**What you should do**
Can the data below be set down again exactly, line for line?

○ ○ ○ ○ ○

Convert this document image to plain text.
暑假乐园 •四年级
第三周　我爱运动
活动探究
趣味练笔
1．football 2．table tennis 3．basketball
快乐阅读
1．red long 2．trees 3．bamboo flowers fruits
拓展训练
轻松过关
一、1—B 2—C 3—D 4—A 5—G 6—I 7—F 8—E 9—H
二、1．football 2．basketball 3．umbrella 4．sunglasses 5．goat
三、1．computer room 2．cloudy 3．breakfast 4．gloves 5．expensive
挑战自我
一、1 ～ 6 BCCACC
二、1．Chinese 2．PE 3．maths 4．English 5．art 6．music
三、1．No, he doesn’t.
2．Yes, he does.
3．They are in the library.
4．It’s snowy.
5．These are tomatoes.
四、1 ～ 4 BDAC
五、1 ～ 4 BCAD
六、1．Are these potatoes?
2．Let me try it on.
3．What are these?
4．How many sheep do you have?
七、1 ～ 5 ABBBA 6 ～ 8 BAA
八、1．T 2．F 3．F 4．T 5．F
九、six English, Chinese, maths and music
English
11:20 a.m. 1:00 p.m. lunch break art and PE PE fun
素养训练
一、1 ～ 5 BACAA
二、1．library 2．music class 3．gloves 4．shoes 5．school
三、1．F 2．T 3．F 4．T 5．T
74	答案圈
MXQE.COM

○ ○ ○ ○ ○

**Problem solution**
Convert this document image to plain text.
暑假乐园 •四年级
第三周　我爱运动
活动探究
趣味练笔
1．football 2．table tennis 3．basketball
快乐阅读
1．red long 2．trees 3．bamboo flowers fruits
拓展训练
轻松过关
一、1—B 2—C 3—D 4—A 5—G 6—I 7—F 8—E 9—H
二、1．football 2．basketball 3．umbrella 4．sunglasses 5．goat
三、1．computer room 2．cloudy 3．breakfast 4．gloves 5．expensive
挑战自我
一、1 ～ 6 BCCACC
二、1．Chinese 2．PE 3．maths 4．English 5．art 6．music
三、1．No, he doesn’t.
2．Yes, he does.
3．They are in the library.
4．It’s snowy.
5．These are tomatoes.
四、1 ～ 4 BDAC
五、1 ～ 4 BCAD
六、1．Are these potatoes?
2．Let me try it on.
3．What are these?
4．How many sheep do you have?
七、1 ～ 5 ABBBA 6 ～ 8 BAA
八、1．T 2．F 3．F 4．T 5．F
九、six English, Chinese, maths and music
English
11:20 a.m. 1:00 p.m. lunch break art and PE PE fun
素养训练
一、1 ～ 5 BACAA
二、1．library 2．music class 3．gloves 4．shoes 5．school
三、1．F 2．T 3．F 4．T 5．T
74	答案圈
MXQE.COM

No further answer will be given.